:: Data listing ::
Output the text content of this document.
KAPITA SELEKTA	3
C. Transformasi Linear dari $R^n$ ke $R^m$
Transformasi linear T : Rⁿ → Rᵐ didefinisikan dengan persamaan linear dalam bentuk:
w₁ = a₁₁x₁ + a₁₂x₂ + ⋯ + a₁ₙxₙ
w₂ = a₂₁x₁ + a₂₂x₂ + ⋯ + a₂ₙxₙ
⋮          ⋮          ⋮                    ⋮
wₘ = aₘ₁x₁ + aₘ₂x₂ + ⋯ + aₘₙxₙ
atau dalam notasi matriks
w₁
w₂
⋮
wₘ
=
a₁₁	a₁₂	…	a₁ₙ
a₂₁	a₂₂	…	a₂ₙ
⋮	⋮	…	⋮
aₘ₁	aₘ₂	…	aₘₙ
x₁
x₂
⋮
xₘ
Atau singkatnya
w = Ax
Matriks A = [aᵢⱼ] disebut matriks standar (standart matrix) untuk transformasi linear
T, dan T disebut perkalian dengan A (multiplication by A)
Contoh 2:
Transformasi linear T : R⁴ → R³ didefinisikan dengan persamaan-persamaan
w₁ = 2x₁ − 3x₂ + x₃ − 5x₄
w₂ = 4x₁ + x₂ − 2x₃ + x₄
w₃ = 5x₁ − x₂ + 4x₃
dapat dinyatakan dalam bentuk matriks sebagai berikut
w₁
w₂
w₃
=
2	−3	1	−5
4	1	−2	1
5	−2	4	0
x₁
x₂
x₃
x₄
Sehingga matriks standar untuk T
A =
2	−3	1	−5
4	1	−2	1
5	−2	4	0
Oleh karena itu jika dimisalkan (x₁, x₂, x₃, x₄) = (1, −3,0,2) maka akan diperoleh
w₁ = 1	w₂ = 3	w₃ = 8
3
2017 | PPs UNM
:::
▶ _Aim of the exercise_:
Write out each line of the data above again, exactly as given.

▶ _Task answer_:
Output the text content of this document.
KAPITA SELEKTA	3
C. Transformasi Linear dari $R^n$ ke $R^m$
Transformasi linear T : Rⁿ → Rᵐ didefinisikan dengan persamaan linear dalam bentuk:
w₁ = a₁₁x₁ + a₁₂x₂ + ⋯ + a₁ₙxₙ
w₂ = a₂₁x₁ + a₂₂x₂ + ⋯ + a₂ₙxₙ
⋮          ⋮          ⋮                    ⋮
wₘ = aₘ₁x₁ + aₘ₂x₂ + ⋯ + aₘₙxₙ
atau dalam notasi matriks
w₁
w₂
⋮
wₘ
=
a₁₁	a₁₂	…	a₁ₙ
a₂₁	a₂₂	…	a₂ₙ
⋮	⋮	…	⋮
aₘ₁	aₘ₂	…	aₘₙ
x₁
x₂
⋮
xₘ
Atau singkatnya
w = Ax
Matriks A = [aᵢⱼ] disebut matriks standar (standart matrix) untuk transformasi linear
T, dan T disebut perkalian dengan A (multiplication by A)
Contoh 2:
Transformasi linear T : R⁴ → R³ didefinisikan dengan persamaan-persamaan
w₁ = 2x₁ − 3x₂ + x₃ − 5x₄
w₂ = 4x₁ + x₂ − 2x₃ + x₄
w₃ = 5x₁ − x₂ + 4x₃
dapat dinyatakan dalam bentuk matriks sebagai berikut
w₁
w₂
w₃
=
2	−3	1	−5
4	1	−2	1
5	−2	4	0
x₁
x₂
x₃
x₄
Sehingga matriks standar untuk T
A =
2	−3	1	−5
4	1	−2	1
5	−2	4	0
Oleh karena itu jika dimisalkan (x₁, x₂, x₃, x₄) = (1, −3,0,2) maka akan diperoleh
w₁ = 1	w₂ = 3	w₃ = 8
3
2017 | PPs UNM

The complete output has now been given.